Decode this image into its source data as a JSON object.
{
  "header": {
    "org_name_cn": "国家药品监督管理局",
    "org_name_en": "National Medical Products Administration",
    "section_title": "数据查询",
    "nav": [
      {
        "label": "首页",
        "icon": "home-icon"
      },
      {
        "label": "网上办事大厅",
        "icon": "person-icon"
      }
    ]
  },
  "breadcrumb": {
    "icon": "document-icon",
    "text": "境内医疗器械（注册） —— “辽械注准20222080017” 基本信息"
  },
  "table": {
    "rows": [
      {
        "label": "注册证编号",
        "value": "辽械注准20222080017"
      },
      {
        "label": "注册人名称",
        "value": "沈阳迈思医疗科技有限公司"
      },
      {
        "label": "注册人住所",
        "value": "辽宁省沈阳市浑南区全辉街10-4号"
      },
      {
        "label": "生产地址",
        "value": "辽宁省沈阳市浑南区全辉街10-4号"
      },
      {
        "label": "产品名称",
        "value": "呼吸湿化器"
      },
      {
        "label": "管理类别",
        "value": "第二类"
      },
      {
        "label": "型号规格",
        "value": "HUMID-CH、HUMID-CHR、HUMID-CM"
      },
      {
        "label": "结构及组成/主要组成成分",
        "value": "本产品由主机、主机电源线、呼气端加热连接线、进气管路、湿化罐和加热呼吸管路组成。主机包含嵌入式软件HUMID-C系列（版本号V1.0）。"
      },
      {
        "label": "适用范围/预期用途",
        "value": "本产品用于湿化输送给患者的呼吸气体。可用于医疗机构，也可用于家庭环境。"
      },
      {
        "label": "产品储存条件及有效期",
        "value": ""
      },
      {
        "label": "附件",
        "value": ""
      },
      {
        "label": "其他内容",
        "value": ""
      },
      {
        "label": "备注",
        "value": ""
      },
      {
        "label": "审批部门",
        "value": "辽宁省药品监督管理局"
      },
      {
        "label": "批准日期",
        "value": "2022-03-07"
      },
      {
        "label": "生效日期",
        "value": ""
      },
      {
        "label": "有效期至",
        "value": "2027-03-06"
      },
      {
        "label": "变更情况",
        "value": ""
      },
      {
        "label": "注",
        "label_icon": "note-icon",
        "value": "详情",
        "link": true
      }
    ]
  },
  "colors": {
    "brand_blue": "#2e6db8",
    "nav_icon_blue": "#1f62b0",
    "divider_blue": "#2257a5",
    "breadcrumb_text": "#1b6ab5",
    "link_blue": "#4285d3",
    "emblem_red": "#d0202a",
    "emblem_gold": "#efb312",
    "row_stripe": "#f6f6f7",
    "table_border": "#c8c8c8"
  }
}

> Work to be completed
Please output every record, keeping each line exact.

> Final result
Decode this image into its source data as a JSON object.
{
  "header": {
    "org_name_cn": "国家药品监督管理局",
    "org_name_en": "National Medical Products Administration",
    "section_title": "数据查询",
    "nav": [
      {
        "label": "首页",
        "icon": "home-icon"
      },
      {
        "label": "网上办事大厅",
        "icon": "person-icon"
      }
    ]
  },
  "breadcrumb": {
    "icon": "document-icon",
    "text": "境内医疗器械（注册） —— “辽械注准20222080017” 基本信息"
  },
  "table": {
    "rows": [
      {
        "label": "注册证编号",
        "value": "辽械注准20222080017"
      },
      {
        "label": "注册人名称",
        "value": "沈阳迈思医疗科技有限公司"
      },
      {
        "label": "注册人住所",
        "value": "辽宁省沈阳市浑南区全辉街10-4号"
      },
      {
        "label": "生产地址",
        "value": "辽宁省沈阳市浑南区全辉街10-4号"
      },
      {
        "label": "产品名称",
        "value": "呼吸湿化器"
      },
      {
        "label": "管理类别",
        "value": "第二类"
      },
      {
        "label": "型号规格",
        "value": "HUMID-CH、HUMID-CHR、HUMID-CM"
      },
      {
        "label": "结构及组成/主要组成成分",
        "value": "本产品由主机、主机电源线、呼气端加热连接线、进气管路、湿化罐和加热呼吸管路组成。主机包含嵌入式软件HUMID-C系列（版本号V1.0）。"
      },
      {
        "label": "适用范围/预期用途",
        "value": "本产品用于湿化输送给患者的呼吸气体。可用于医疗机构，也可用于家庭环境。"
      },
      {
        "label": "产品储存条件及有效期",
        "value": ""
      },
      {
        "label": "附件",
        "value": ""
      },
      {
        "label": "其他内容",
        "value": ""
      },
      {
        "label": "备注",
        "value": ""
      },
      {
        "label": "审批部门",
        "value": "辽宁省药品监督管理局"
      },
      {
        "label": "批准日期",
        "value": "2022-03-07"
      },
      {
        "label": "生效日期",
        "value": ""
      },
      {
        "label": "有效期至",
        "value": "2027-03-06"
      },
      {
        "label": "变更情况",
        "value": ""
      },
      {
        "label": "注",
        "label_icon": "note-icon",
        "value": "详情",
        "link": true
      }
    ]
  },
  "colors": {
    "brand_blue": "#2e6db8",
    "nav_icon_blue": "#1f62b0",
    "divider_blue": "#2257a5",
    "breadcrumb_text": "#1b6ab5",
    "link_blue": "#4285d3",
    "emblem_red": "#d0202a",
    "emblem_gold": "#efb312",
    "row_stripe": "#f6f6f7",
    "table_border": "#c8c8c8"
  }
}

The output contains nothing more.